─── RECORDS ───
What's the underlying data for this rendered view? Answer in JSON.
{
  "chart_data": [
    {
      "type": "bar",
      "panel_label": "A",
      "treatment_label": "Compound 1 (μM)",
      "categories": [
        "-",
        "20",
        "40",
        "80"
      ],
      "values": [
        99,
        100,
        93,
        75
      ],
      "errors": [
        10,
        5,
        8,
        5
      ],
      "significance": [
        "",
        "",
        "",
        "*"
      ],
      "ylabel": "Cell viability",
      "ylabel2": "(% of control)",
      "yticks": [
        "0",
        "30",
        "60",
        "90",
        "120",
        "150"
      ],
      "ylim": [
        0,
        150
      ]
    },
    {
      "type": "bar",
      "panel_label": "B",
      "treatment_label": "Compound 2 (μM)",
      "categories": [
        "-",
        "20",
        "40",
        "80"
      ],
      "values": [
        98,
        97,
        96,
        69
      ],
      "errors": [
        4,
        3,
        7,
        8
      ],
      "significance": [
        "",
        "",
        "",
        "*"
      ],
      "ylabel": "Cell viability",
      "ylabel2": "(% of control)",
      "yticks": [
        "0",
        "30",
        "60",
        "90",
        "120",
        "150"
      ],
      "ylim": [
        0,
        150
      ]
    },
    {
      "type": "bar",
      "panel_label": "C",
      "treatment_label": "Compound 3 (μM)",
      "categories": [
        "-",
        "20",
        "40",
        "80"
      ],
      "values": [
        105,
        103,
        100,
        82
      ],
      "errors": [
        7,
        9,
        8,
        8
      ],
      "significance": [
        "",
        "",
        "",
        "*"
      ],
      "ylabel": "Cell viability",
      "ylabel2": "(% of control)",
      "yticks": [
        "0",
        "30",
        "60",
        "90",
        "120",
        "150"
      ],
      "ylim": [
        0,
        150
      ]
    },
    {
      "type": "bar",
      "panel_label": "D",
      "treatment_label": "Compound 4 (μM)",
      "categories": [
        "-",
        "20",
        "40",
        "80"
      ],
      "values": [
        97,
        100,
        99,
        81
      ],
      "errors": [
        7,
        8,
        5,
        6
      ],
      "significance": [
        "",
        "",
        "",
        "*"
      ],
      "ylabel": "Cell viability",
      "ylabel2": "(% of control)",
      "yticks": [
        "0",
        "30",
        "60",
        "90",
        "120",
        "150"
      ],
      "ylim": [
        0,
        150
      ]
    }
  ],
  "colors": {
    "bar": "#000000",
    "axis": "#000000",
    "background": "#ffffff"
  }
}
───
> **EXERCISE GOAL**
All of the records must be retyped exactly as they are.

> **RESULT**
What's the underlying data for this rendered view? Answer in JSON.
{
  "chart_data": [
    {
      "type": "bar",
      "panel_label": "A",
      "treatment_label": "Compound 1 (μM)",
      "categories": [
        "-",
        "20",
        "40",
        "80"
      ],
      "values": [
        99,
        100,
        93,
        75
      ],
      "errors": [
        10,
        5,
        8,
        5
      ],
      "significance": [
        "",
        "",
        "",
        "*"
      ],
      "ylabel": "Cell viability",
      "ylabel2": "(% of control)",
      "yticks": [
        "0",
        "30",
        "60",
        "90",
        "120",
        "150"
      ],
      "ylim": [
        0,
        150
      ]
    },
    {
      "type": "bar",
      "panel_label": "B",
      "treatment_label": "Compound 2 (μM)",
      "categories": [
        "-",
        "20",
        "40",
        "80"
      ],
      "values": [
        98,
        97,
        96,
        69
      ],
      "errors": [
        4,
        3,
        7,
        8
      ],
      "significance": [
        "",
        "",
        "",
        "*"
      ],
      "ylabel": "Cell viability",
      "ylabel2": "(% of control)",
      "yticks": [
        "0",
        "30",
        "60",
        "90",
        "120",
        "150"
      ],
      "ylim": [
        0,
        150
      ]
    },
    {
      "type": "bar",
      "panel_label": "C",
      "treatment_label": "Compound 3 (μM)",
      "categories": [
        "-",
        "20",
        "40",
        "80"
      ],
      "values": [
        105,
        103,
        100,
        82
      ],
      "errors": [
        7,
        9,
        8,
        8
      ],
      "significance": [
        "",
        "",
        "",
        "*"
      ],
      "ylabel": "Cell viability",
      "ylabel2": "(% of control)",
      "yticks": [
        "0",
        "30",
        "60",
        "90",
        "120",
        "150"
      ],
      "ylim": [
        0,
        150
      ]
    },
    {
      "type": "bar",
      "panel_label": "D",
      "treatment_label": "Compound 4 (μM)",
      "categories": [
        "-",
        "20",
        "40",
        "80"
      ],
      "values": [
        97,
        100,
        99,
        81
      ],
      "errors": [
        7,
        8,
        5,
        6
      ],
      "significance": [
        "",
        "",
        "",
        "*"
      ],
      "ylabel": "Cell viability",
      "ylabel2": "(% of control)",
      "yticks": [
        "0",
        "30",
        "60",
        "90",
        "120",
        "150"
      ],
      "ylim": [
        0,
        150
      ]
    }
  ],
  "colors": {
    "bar": "#000000",
    "axis": "#000000",
    "background": "#ffffff"
  }
}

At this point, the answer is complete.